Problem:
Will you give the material below again, every line exactly as it is?

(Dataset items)
=-=-=
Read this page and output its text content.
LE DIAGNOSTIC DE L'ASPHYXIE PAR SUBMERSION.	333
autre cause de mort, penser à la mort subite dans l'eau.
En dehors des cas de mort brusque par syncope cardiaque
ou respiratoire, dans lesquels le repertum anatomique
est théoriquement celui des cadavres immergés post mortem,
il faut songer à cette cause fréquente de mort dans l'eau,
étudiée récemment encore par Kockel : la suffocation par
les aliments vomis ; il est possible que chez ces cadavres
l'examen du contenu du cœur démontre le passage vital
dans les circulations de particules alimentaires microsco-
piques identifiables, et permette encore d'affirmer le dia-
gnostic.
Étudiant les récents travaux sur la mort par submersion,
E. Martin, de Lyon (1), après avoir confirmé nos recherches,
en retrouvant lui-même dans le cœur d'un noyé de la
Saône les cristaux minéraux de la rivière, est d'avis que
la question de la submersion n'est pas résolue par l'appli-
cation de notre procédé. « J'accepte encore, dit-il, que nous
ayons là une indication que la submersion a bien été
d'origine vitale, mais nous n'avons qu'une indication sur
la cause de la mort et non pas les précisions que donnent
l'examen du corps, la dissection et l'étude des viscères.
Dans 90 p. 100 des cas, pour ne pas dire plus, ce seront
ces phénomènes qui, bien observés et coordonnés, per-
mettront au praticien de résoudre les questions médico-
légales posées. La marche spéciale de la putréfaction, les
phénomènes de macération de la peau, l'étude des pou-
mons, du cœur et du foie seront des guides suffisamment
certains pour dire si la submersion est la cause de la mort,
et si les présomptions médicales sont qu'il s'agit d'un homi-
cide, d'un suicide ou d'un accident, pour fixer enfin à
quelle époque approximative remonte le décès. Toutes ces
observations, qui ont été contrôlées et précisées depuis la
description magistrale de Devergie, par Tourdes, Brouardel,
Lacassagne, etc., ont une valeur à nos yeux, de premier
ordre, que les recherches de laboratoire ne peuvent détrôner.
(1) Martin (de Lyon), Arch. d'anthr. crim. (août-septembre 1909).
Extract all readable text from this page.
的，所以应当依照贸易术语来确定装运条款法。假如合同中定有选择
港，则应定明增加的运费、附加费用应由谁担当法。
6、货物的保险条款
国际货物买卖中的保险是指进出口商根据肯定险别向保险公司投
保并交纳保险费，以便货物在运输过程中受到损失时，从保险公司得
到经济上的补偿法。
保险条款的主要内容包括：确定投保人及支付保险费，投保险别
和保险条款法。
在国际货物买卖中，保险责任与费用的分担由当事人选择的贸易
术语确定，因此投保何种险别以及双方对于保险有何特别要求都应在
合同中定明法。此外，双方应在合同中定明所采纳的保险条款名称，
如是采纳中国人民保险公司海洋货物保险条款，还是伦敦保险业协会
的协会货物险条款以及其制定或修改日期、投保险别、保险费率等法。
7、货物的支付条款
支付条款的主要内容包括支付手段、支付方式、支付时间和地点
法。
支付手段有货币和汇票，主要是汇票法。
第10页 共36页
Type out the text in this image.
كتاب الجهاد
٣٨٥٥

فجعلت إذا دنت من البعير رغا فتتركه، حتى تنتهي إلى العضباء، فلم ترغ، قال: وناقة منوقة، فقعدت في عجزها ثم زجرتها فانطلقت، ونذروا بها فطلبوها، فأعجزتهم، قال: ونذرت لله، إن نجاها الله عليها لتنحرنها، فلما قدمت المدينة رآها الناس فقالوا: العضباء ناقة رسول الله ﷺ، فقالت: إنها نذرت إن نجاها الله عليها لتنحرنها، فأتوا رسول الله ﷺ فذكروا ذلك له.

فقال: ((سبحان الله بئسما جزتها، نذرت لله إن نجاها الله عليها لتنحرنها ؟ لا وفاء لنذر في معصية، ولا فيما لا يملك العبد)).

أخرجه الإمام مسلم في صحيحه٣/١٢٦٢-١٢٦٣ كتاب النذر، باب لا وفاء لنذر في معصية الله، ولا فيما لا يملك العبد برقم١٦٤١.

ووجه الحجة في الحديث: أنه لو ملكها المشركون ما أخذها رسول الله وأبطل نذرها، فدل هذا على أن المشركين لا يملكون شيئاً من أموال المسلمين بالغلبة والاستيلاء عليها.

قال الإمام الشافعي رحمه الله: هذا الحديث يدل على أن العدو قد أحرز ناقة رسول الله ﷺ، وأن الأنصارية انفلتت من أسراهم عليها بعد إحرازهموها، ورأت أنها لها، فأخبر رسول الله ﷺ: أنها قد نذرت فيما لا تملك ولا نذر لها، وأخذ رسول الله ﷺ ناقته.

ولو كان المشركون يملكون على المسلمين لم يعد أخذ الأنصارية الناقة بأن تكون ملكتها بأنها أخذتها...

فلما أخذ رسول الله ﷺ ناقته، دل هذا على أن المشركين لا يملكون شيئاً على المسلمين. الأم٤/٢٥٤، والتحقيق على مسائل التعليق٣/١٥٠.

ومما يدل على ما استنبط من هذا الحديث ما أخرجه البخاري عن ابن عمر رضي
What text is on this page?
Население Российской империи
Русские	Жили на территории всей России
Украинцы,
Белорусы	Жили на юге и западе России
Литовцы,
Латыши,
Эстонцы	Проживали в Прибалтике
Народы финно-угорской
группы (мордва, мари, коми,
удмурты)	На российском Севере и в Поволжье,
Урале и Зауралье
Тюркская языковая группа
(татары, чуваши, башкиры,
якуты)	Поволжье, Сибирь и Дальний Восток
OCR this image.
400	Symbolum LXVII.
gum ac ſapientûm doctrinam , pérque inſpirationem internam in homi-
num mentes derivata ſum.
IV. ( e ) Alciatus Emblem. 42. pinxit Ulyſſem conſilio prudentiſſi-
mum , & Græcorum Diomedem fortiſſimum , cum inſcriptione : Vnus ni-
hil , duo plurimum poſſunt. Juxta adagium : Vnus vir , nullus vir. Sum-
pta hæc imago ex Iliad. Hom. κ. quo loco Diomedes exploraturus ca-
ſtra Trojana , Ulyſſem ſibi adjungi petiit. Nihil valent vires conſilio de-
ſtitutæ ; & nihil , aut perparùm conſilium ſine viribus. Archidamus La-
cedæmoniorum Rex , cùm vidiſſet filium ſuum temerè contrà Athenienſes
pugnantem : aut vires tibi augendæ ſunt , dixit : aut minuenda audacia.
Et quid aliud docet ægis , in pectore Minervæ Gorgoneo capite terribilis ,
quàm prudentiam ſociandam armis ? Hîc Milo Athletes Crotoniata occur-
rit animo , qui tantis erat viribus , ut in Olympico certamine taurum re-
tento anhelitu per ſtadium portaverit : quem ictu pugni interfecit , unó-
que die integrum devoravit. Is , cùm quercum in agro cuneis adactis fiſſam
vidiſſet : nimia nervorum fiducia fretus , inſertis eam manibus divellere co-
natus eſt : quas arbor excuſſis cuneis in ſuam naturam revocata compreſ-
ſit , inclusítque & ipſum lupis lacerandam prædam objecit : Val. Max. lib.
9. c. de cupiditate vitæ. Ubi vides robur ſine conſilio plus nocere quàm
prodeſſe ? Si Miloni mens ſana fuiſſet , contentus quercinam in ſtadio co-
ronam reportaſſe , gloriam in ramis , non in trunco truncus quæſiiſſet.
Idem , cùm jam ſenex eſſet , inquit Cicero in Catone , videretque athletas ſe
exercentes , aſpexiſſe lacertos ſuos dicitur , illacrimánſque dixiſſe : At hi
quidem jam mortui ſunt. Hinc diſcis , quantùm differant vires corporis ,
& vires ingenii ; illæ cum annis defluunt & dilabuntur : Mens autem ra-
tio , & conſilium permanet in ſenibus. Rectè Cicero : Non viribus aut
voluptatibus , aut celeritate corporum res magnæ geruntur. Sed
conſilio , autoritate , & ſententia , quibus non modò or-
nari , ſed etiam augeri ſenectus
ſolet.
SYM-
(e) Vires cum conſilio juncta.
=-=-=
The output:
Read this page and output its text content.
LE DIAGNOSTIC DE L'ASPHYXIE PAR SUBMERSION.	333
autre cause de mort, penser à la mort subite dans l'eau.
En dehors des cas de mort brusque par syncope cardiaque
ou respiratoire, dans lesquels le repertum anatomique
est théoriquement celui des cadavres immergés post mortem,
il faut songer à cette cause fréquente de mort dans l'eau,
étudiée récemment encore par Kockel : la suffocation par
les aliments vomis ; il est possible que chez ces cadavres
l'examen du contenu du cœur démontre le passage vital
dans les circulations de particules alimentaires microsco-
piques identifiables, et permette encore d'affirmer le dia-
gnostic.
Étudiant les récents travaux sur la mort par submersion,
E. Martin, de Lyon (1), après avoir confirmé nos recherches,
en retrouvant lui-même dans le cœur d'un noyé de la
Saône les cristaux minéraux de la rivière, est d'avis que
la question de la submersion n'est pas résolue par l'appli-
cation de notre procédé. « J'accepte encore, dit-il, que nous
ayons là une indication que la submersion a bien été
d'origine vitale, mais nous n'avons qu'une indication sur
la cause de la mort et non pas les précisions que donnent
l'examen du corps, la dissection et l'étude des viscères.
Dans 90 p. 100 des cas, pour ne pas dire plus, ce seront
ces phénomènes qui, bien observés et coordonnés, per-
mettront au praticien de résoudre les questions médico-
légales posées. La marche spéciale de la putréfaction, les
phénomènes de macération de la peau, l'étude des pou-
mons, du cœur et du foie seront des guides suffisamment
certains pour dire si la submersion est la cause de la mort,
et si les présomptions médicales sont qu'il s'agit d'un homi-
cide, d'un suicide ou d'un accident, pour fixer enfin à
quelle époque approximative remonte le décès. Toutes ces
observations, qui ont été contrôlées et précisées depuis la
description magistrale de Devergie, par Tourdes, Brouardel,
Lacassagne, etc., ont une valeur à nos yeux, de premier
ordre, que les recherches de laboratoire ne peuvent détrôner.
(1) Martin (de Lyon), Arch. d'anthr. crim. (août-septembre 1909).
Extract all readable text from this page.
的，所以应当依照贸易术语来确定装运条款法。假如合同中定有选择
港，则应定明增加的运费、附加费用应由谁担当法。
6、货物的保险条款
国际货物买卖中的保险是指进出口商根据肯定险别向保险公司投
保并交纳保险费，以便货物在运输过程中受到损失时，从保险公司得
到经济上的补偿法。
保险条款的主要内容包括：确定投保人及支付保险费，投保险别
和保险条款法。
在国际货物买卖中，保险责任与费用的分担由当事人选择的贸易
术语确定，因此投保何种险别以及双方对于保险有何特别要求都应在
合同中定明法。此外，双方应在合同中定明所采纳的保险条款名称，
如是采纳中国人民保险公司海洋货物保险条款，还是伦敦保险业协会
的协会货物险条款以及其制定或修改日期、投保险别、保险费率等法。
7、货物的支付条款
支付条款的主要内容包括支付手段、支付方式、支付时间和地点
法。
支付手段有货币和汇票，主要是汇票法。
第10页 共36页
Type out the text in this image.
كتاب الجهاد
٣٨٥٥

فجعلت إذا دنت من البعير رغا فتتركه، حتى تنتهي إلى العضباء، فلم ترغ، قال: وناقة منوقة، فقعدت في عجزها ثم زجرتها فانطلقت، ونذروا بها فطلبوها، فأعجزتهم، قال: ونذرت لله، إن نجاها الله عليها لتنحرنها، فلما قدمت المدينة رآها الناس فقالوا: العضباء ناقة رسول الله ﷺ، فقالت: إنها نذرت إن نجاها الله عليها لتنحرنها، فأتوا رسول الله ﷺ فذكروا ذلك له.

فقال: ((سبحان الله بئسما جزتها، نذرت لله إن نجاها الله عليها لتنحرنها ؟ لا وفاء لنذر في معصية، ولا فيما لا يملك العبد)).

أخرجه الإمام مسلم في صحيحه٣/١٢٦٢-١٢٦٣ كتاب النذر، باب لا وفاء لنذر في معصية الله، ولا فيما لا يملك العبد برقم١٦٤١.

ووجه الحجة في الحديث: أنه لو ملكها المشركون ما أخذها رسول الله وأبطل نذرها، فدل هذا على أن المشركين لا يملكون شيئاً من أموال المسلمين بالغلبة والاستيلاء عليها.

قال الإمام الشافعي رحمه الله: هذا الحديث يدل على أن العدو قد أحرز ناقة رسول الله ﷺ، وأن الأنصارية انفلتت من أسراهم عليها بعد إحرازهموها، ورأت أنها لها، فأخبر رسول الله ﷺ: أنها قد نذرت فيما لا تملك ولا نذر لها، وأخذ رسول الله ﷺ ناقته.

ولو كان المشركون يملكون على المسلمين لم يعد أخذ الأنصارية الناقة بأن تكون ملكتها بأنها أخذتها...

فلما أخذ رسول الله ﷺ ناقته، دل هذا على أن المشركين لا يملكون شيئاً على المسلمين. الأم٤/٢٥٤، والتحقيق على مسائل التعليق٣/١٥٠.

ومما يدل على ما استنبط من هذا الحديث ما أخرجه البخاري عن ابن عمر رضي
What text is on this page?
Население Российской империи
Русские	Жили на территории всей России
Украинцы,
Белорусы	Жили на юге и западе России
Литовцы,
Латыши,
Эстонцы	Проживали в Прибалтике
Народы финно-угорской
группы (мордва, мари, коми,
удмурты)	На российском Севере и в Поволжье,
Урале и Зауралье
Тюркская языковая группа
(татары, чуваши, башкиры,
якуты)	Поволжье, Сибирь и Дальний Восток
OCR this image.
400	Symbolum LXVII.
gum ac ſapientûm doctrinam , pérque inſpirationem internam in homi-
num mentes derivata ſum.
IV. ( e ) Alciatus Emblem. 42. pinxit Ulyſſem conſilio prudentiſſi-
mum , & Græcorum Diomedem fortiſſimum , cum inſcriptione : Vnus ni-
hil , duo plurimum poſſunt. Juxta adagium : Vnus vir , nullus vir. Sum-
pta hæc imago ex Iliad. Hom. κ. quo loco Diomedes exploraturus ca-
ſtra Trojana , Ulyſſem ſibi adjungi petiit. Nihil valent vires conſilio de-
ſtitutæ ; & nihil , aut perparùm conſilium ſine viribus. Archidamus La-
cedæmoniorum Rex , cùm vidiſſet filium ſuum temerè contrà Athenienſes
pugnantem : aut vires tibi augendæ ſunt , dixit : aut minuenda audacia.
Et quid aliud docet ægis , in pectore Minervæ Gorgoneo capite terribilis ,
quàm prudentiam ſociandam armis ? Hîc Milo Athletes Crotoniata occur-
rit animo , qui tantis erat viribus , ut in Olympico certamine taurum re-
tento anhelitu per ſtadium portaverit : quem ictu pugni interfecit , unó-
que die integrum devoravit. Is , cùm quercum in agro cuneis adactis fiſſam
vidiſſet : nimia nervorum fiducia fretus , inſertis eam manibus divellere co-
natus eſt : quas arbor excuſſis cuneis in ſuam naturam revocata compreſ-
ſit , inclusítque & ipſum lupis lacerandam prædam objecit : Val. Max. lib.
9. c. de cupiditate vitæ. Ubi vides robur ſine conſilio plus nocere quàm
prodeſſe ? Si Miloni mens ſana fuiſſet , contentus quercinam in ſtadio co-
ronam reportaſſe , gloriam in ramis , non in trunco truncus quæſiiſſet.
Idem , cùm jam ſenex eſſet , inquit Cicero in Catone , videretque athletas ſe
exercentes , aſpexiſſe lacertos ſuos dicitur , illacrimánſque dixiſſe : At hi
quidem jam mortui ſunt. Hinc diſcis , quantùm differant vires corporis ,
& vires ingenii ; illæ cum annis defluunt & dilabuntur : Mens autem ra-
tio , & conſilium permanet in ſenibus. Rectè Cicero : Non viribus aut
voluptatibus , aut celeritate corporum res magnæ geruntur. Sed
conſilio , autoritate , & ſententia , quibus non modò or-
nari , ſed etiam augeri ſenectus
ſolet.
SYM-
(e) Vires cum conſilio juncta.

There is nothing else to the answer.